WHAT IS REQUIRED
Copy out lines with the word "Pamiętnik" from the material that follows.

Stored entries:
▽
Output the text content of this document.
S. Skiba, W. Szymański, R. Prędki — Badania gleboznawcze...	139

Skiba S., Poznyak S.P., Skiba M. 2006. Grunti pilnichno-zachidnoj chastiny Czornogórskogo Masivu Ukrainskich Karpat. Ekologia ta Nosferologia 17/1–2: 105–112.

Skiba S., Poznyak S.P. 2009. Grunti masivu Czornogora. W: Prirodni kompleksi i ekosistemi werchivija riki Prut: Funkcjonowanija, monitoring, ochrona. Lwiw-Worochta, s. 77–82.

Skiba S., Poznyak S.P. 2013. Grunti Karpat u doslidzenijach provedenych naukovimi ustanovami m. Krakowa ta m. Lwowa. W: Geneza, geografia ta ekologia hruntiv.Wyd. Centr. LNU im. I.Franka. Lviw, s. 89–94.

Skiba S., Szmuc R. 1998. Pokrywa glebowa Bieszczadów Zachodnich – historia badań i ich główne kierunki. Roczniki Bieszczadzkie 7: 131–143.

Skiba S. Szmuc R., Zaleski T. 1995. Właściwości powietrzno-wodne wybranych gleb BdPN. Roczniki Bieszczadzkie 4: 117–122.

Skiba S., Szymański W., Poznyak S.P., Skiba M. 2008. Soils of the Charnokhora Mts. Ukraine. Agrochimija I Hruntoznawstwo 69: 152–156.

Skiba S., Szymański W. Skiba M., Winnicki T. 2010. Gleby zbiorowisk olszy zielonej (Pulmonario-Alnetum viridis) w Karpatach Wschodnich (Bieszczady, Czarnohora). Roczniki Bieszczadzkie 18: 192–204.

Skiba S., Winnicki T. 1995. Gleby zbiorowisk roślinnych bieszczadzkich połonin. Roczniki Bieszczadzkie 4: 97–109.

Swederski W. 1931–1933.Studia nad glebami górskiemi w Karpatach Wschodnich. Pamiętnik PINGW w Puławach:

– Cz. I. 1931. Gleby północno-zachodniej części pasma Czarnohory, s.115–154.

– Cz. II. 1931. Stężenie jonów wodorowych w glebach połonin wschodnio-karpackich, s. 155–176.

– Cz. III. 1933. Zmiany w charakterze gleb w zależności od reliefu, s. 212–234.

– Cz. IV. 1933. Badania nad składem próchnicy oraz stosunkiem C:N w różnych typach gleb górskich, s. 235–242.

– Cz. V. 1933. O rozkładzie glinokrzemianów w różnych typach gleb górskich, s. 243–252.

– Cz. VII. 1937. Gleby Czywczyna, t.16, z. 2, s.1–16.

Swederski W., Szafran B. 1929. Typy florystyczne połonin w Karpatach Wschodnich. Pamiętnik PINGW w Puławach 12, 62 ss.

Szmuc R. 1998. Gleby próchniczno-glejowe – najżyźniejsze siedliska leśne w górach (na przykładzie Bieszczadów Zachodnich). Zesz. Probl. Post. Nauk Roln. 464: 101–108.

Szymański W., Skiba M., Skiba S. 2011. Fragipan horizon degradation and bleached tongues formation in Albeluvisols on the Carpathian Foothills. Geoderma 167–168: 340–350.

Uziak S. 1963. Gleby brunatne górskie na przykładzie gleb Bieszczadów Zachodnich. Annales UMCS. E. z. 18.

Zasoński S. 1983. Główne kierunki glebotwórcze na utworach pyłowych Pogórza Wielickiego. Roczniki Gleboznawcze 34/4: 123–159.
△
RESPONSE
Swederski W. 1931–1933.Studia nad glebami górskiemi w Karpatach Wschodnich. Pamiętnik PINGW w Puławach:
Swederski W., Szafran B. 1929. Typy florystyczne połonin w Karpatach Wschodnich. Pamiętnik PINGW w Puławach 12, 62 ss.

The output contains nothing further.